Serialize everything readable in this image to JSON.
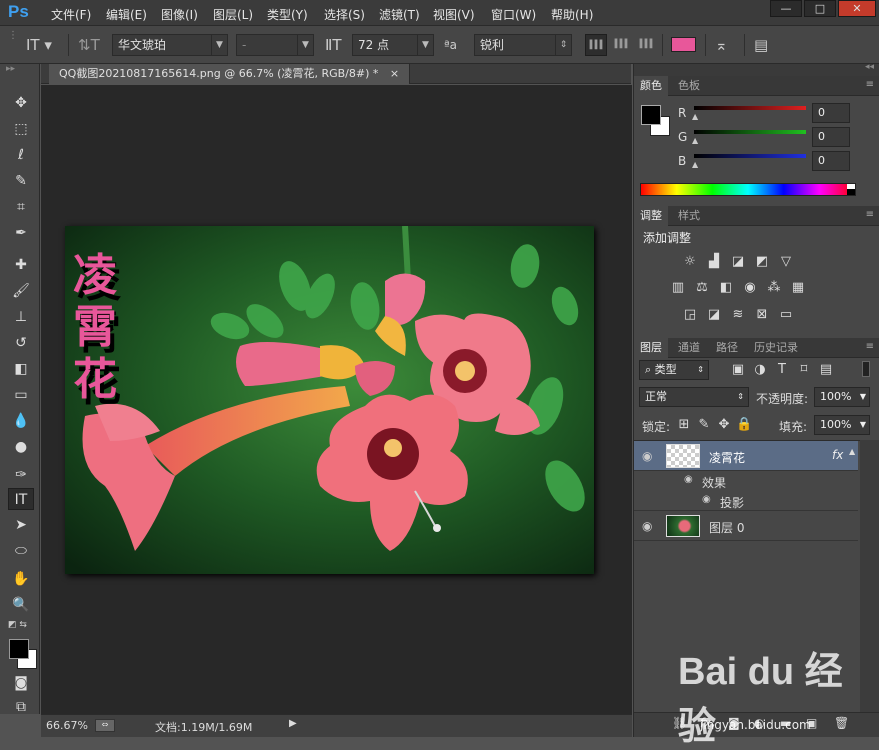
{
  "app": {
    "logo": "Ps"
  },
  "menu": [
    "文件(F)",
    "编辑(E)",
    "图像(I)",
    "图层(L)",
    "类型(Y)",
    "选择(S)",
    "滤镜(T)",
    "视图(V)",
    "窗口(W)",
    "帮助(H)"
  ],
  "window_buttons": [
    "—",
    "□",
    "✕"
  ],
  "options": {
    "font_family": "华文琥珀",
    "font_style": "-",
    "font_size": "72 点",
    "aa_label": "ªa",
    "antialias": "锐利",
    "text_color": "#e8579a"
  },
  "document": {
    "tab_title": "QQ截图20210817165614.png @ 66.7% (凌霄花, RGB/8#) *",
    "close": "×",
    "vertical_text": [
      "凌",
      "霄",
      "花"
    ]
  },
  "status": {
    "zoom": "66.67%",
    "doc_info": "文档:1.19M/1.69M"
  },
  "color_panel": {
    "tabs": [
      "颜色",
      "色板"
    ],
    "channels": [
      {
        "label": "R",
        "value": "0",
        "color": "#e02020"
      },
      {
        "label": "G",
        "value": "0",
        "color": "#20c020"
      },
      {
        "label": "B",
        "value": "0",
        "color": "#2030e0"
      }
    ]
  },
  "adjust_panel": {
    "tabs": [
      "调整",
      "样式"
    ],
    "title": "添加调整"
  },
  "layers_panel": {
    "tabs": [
      "图层",
      "通道",
      "路径",
      "历史记录"
    ],
    "filter": "类型",
    "blend_mode": "正常",
    "opacity_label": "不透明度:",
    "opacity": "100%",
    "lock_label": "锁定:",
    "fill_label": "填充:",
    "fill": "100%",
    "layers": [
      {
        "name": "凌霄花",
        "fx": "fx",
        "effects_label": "效果",
        "effect": "投影"
      },
      {
        "name": "图层 0"
      }
    ]
  },
  "watermark": {
    "text": "Bai du 经验",
    "url": "jingyan.baidu.com"
  }
}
____________________
#### Exercise instructions:
Leave the images out, please, and restate each line word for word.

#### The response:
Serialize everything readable in this image to JSON.
{
  "app": {
    "logo": "Ps"
  },
  "menu": [
    "文件(F)",
    "编辑(E)",
    "图像(I)",
    "图层(L)",
    "类型(Y)",
    "选择(S)",
    "滤镜(T)",
    "视图(V)",
    "窗口(W)",
    "帮助(H)"
  ],
  "window_buttons": [
    "—",
    "□",
    "✕"
  ],
  "options": {
    "font_family": "华文琥珀",
    "font_style": "-",
    "font_size": "72 点",
    "aa_label": "ªa",
    "antialias": "锐利",
    "text_color": "#e8579a"
  },
  "document": {
    "tab_title": "QQ截图20210817165614.png @ 66.7% (凌霄花, RGB/8#) *",
    "close": "×",
    "vertical_text": [
      "凌",
      "霄",
      "花"
    ]
  },
  "status": {
    "zoom": "66.67%",
    "doc_info": "文档:1.19M/1.69M"
  },
  "color_panel": {
    "tabs": [
      "颜色",
      "色板"
    ],
    "channels": [
      {
        "label": "R",
        "value": "0",
        "color": "#e02020"
      },
      {
        "label": "G",
        "value": "0",
        "color": "#20c020"
      },
      {
        "label": "B",
        "value": "0",
        "color": "#2030e0"
      }
    ]
  },
  "adjust_panel": {
    "tabs": [
      "调整",
      "样式"
    ],
    "title": "添加调整"
  },
  "layers_panel": {
    "tabs": [
      "图层",
      "通道",
      "路径",
      "历史记录"
    ],
    "filter": "类型",
    "blend_mode": "正常",
    "opacity_label": "不透明度:",
    "opacity": "100%",
    "lock_label": "锁定:",
    "fill_label": "填充:",
    "fill": "100%",
    "layers": [
      {
        "name": "凌霄花",
        "fx": "fx",
        "effects_label": "效果",
        "effect": "投影"
      },
      {
        "name": "图层 0"
      }
    ]
  },
  "watermark": {
    "text": "Bai du 经验",
    "url": "jingyan.baidu.com"
  }
}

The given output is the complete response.